### PASSAGE:
:::

STRUCTURAL-ANALYSIS OF LOW TCR-CD3 COMPLEX EXPRESSION IN T-CELLS OF AN IMMUNODEFICIENT PATIENT

Normal membrane expression of the T cell receptor (TCR) depends on the coordinated synthesis and assembly of all seven proteins composing the complex, i.e. the TCR-alpha and beta-chains, the CD3-gamma, delta, and epsilon-chains, and the zeta-zeta or zeta-eta-dimer. In an experimental TCR membrane-defective T cell variant (Sussman, J. L., Bonifacino, J. S., Lippincott-Schwartz, J., Weissman, A. M., Saito, T., Klausner, R. D., and Ashwell, J. D. (1988) Cell 52, 85-95) and in two siblings whose lymphocytes express only a low level of the TCR/CD3 complex (Alarcon, B., Berkhout, B., Breitmeyer, J., and Terhorst, C. (1988) N. Engl. J. Med. 319, 1203-1208), a defect in zeta-chain synthesis and/or assembly was thought to account for the defective membrane synthesis of the whole complex. We report on another immunodeficient patient whose T lymphocytes express the T cell receptor at one-tenth of normal fluorescence intensity and are not triggered to proliferate in vitro by anti-CD3 or anti-CD2 antibodies. Biochemical analysis of the patient's surface-iodinated peripheral blood lymphocytes failed to detect TCR-alpha and beta, or CD3-gamma, delta, and epsilon-proteins but revealed the presence of the zeta-homodimer (probably as a result of the high proportion of natural killer cells). In the cytoplasm, TCR-alpha and beta-proteins and the zeta-chain were detected, but, using monoclonal anti-CD3 antibodies, the CD3-gamma, delta, and epsilon-chains were not. In addition, the CD3-epsilon-chain was not detected with polyclonal antiserum in a verv sensitive Western blotting detection system. The zeta-chain was shown to be synthesized by the patient's T and natural killer cells. Northern blot analysis revealed normal levels of normal-size TCR-beta and CD3-gamma, delta-gene-specific mRNAs and decreased levels of TCR-alpha mARN; CD3-epsilon-gene transcripts were of abnormal size and present in lower than normal amounts. These findings suggest that this defect in T cell receptor-CD3 expression involves a mutation in the CD3-epsilon-gene leading to the synthesis of an abnormal and unstable CD3-epsilon-subunit.

:::

Stored items:
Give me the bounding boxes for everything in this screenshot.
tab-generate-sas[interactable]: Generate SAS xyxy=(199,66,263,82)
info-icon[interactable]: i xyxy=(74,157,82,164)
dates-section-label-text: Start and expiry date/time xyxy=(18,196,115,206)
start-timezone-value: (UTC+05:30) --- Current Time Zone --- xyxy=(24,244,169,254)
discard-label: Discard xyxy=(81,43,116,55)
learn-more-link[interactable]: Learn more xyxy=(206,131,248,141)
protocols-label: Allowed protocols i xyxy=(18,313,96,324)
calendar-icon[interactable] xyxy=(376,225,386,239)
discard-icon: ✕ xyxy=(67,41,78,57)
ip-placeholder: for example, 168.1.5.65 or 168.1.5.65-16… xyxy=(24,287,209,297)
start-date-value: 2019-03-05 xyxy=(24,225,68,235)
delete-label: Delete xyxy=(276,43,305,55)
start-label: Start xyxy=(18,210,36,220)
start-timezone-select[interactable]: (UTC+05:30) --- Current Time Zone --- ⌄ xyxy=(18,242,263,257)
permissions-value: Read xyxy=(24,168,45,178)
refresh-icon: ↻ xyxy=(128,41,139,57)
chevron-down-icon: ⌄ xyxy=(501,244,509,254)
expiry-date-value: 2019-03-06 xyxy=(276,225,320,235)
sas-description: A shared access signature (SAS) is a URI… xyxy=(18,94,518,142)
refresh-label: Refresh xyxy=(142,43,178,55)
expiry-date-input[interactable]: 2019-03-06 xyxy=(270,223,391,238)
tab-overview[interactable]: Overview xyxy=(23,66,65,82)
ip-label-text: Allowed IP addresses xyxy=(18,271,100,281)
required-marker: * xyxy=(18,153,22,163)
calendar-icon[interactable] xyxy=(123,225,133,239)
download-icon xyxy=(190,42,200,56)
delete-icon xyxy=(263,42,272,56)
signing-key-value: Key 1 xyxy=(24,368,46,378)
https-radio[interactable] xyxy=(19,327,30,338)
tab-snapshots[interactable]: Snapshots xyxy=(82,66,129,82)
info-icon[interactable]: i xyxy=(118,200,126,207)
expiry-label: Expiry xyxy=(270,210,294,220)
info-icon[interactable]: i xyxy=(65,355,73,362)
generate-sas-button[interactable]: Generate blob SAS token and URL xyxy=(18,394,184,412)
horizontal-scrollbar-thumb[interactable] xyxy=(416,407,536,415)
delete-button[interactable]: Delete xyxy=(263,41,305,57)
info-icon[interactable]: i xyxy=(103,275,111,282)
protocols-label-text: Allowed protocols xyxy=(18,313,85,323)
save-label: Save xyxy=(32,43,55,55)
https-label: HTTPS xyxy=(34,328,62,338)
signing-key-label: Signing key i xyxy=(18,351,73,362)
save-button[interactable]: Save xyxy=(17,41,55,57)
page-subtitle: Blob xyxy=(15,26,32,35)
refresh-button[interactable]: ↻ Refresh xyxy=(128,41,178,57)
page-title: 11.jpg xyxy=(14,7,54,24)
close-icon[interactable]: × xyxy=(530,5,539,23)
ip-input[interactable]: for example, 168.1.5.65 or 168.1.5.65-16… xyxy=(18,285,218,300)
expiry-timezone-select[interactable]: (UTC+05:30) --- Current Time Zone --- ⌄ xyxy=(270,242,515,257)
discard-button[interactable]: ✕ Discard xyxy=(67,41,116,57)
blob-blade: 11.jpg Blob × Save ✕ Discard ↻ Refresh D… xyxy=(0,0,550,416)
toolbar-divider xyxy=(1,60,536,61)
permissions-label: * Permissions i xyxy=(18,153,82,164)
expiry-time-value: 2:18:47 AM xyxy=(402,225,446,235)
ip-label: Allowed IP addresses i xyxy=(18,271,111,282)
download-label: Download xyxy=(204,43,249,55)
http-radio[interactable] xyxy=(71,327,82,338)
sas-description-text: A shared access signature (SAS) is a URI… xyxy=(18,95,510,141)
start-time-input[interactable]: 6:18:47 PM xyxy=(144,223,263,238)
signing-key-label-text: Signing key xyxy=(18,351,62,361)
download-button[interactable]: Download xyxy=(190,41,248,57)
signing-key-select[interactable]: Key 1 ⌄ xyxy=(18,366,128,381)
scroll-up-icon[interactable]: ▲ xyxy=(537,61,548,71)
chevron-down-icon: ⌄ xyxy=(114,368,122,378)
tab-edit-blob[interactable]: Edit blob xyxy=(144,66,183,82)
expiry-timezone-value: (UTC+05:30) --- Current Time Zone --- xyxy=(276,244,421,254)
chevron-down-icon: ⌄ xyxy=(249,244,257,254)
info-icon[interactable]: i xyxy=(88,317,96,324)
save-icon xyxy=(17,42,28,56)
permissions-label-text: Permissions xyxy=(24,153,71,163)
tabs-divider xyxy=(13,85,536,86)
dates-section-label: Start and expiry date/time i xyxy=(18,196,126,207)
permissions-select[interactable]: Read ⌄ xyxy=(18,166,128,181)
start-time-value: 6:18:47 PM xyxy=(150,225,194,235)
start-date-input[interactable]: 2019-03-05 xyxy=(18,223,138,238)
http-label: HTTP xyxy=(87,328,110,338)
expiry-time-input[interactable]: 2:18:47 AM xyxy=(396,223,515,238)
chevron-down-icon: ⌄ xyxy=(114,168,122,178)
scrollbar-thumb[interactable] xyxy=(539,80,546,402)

:::

### REQUIRED ACTION:
Name all the authors of the 1988 article in Cell that the passage on low TCR-CD3 complex expression cites.

### RESPONSE BELOW:
- Sussman, J. L.
- Bonifacino, J. S.
- Lippincott-Schwartz, J.
- Weissman, A. M.
- Saito, T.
- Klausner, R. D.
- Ashwell, J. D.